| Extrait du document |
—————

Dès sa naissance, la corrida a inspiré artistes, poètes et théoriciens. La revue fondée par Georges Bataille devait tôt ou tard lui consacrer un numéro spécial. Car la pauvreté de la pensée qui se répand sur la corrida est indigne de son histoire et de ses effets - esthétiques et éthiques. Parce qu'elle n'est ni un sport, ni un jeu, ni un sacrifice, qu'elle est plus qu'un spectacle et moins qu'un rite, qu'elle n'est pas tout à fait un art ni vraiment un combat, elle emprunte à toutes ces pratiques, qui sont la culture même, et en fait un tout original en les poussant hors d'elles-mêmes. Elle rend la tragédie réelle, parce qu'on y meurt tout de bon, mais rend la lutte à mort théâtrale parce qu'on y joue sa vie en costumes de lumière. D'un jeu, elle fait un art parce qu'elle n'a d'autre finalité que son acte ; d'un art elle fait un jeu parce qu'elle rend sa part au hasard. Spectacle de la fatalité et de l'incertitude, où tout est imprévisible et l'issue connue d'avance. Art paradoxal, elle fait rêver les arts (cinéma, peinture, danse, littérature). Objet insaisissable, elle provoque la pensée (histoire, anthropologie, philosophie).

—————

| Données enregistrées |
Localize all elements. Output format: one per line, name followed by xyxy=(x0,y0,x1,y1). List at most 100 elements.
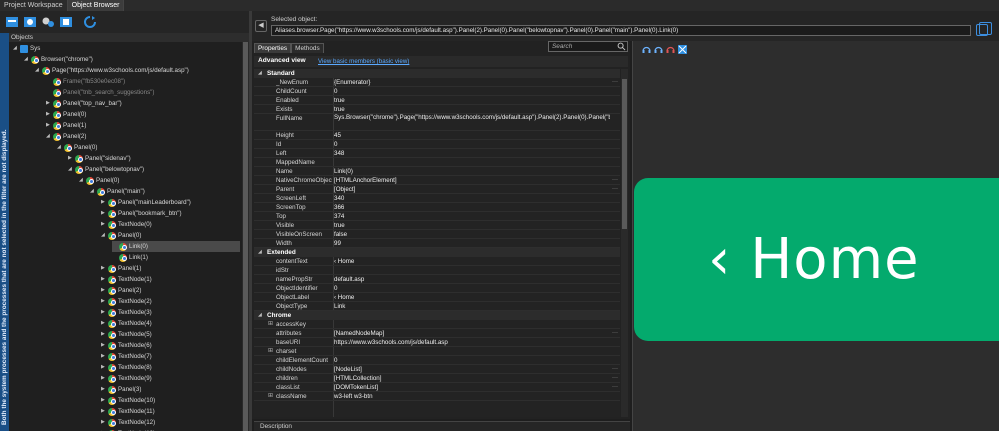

—————

| Problème posé 1 |
Répondez à ces questions sur l'extrait consacré à la corrida :
(a) Qui a fondé la revue mentionnée ?
(b) Quels arts la corrida fait-elle rêver ?
(c) Quelles disciplines de pensée provoque-t-elle ?
| Problème posé 2 |
Expliquez, s'il vous plaît, pourquoi la corrida fait d'un jeu un art et d'un art un jeu, selon l'extrait consacré à la corrida.

| Réponse à l'exercice 1 |
(a) Georges Bataille.
(b) Le cinéma, la peinture, la danse et la littérature.
(c) L'histoire, l'anthropologie et la philosophie.

| Réponse à l'exercice 2 |
Elle fait d'un jeu un art parce qu'elle n'a d'autre finalité que son acte. Elle fait d'un art un jeu parce qu'elle rend sa part au hasard.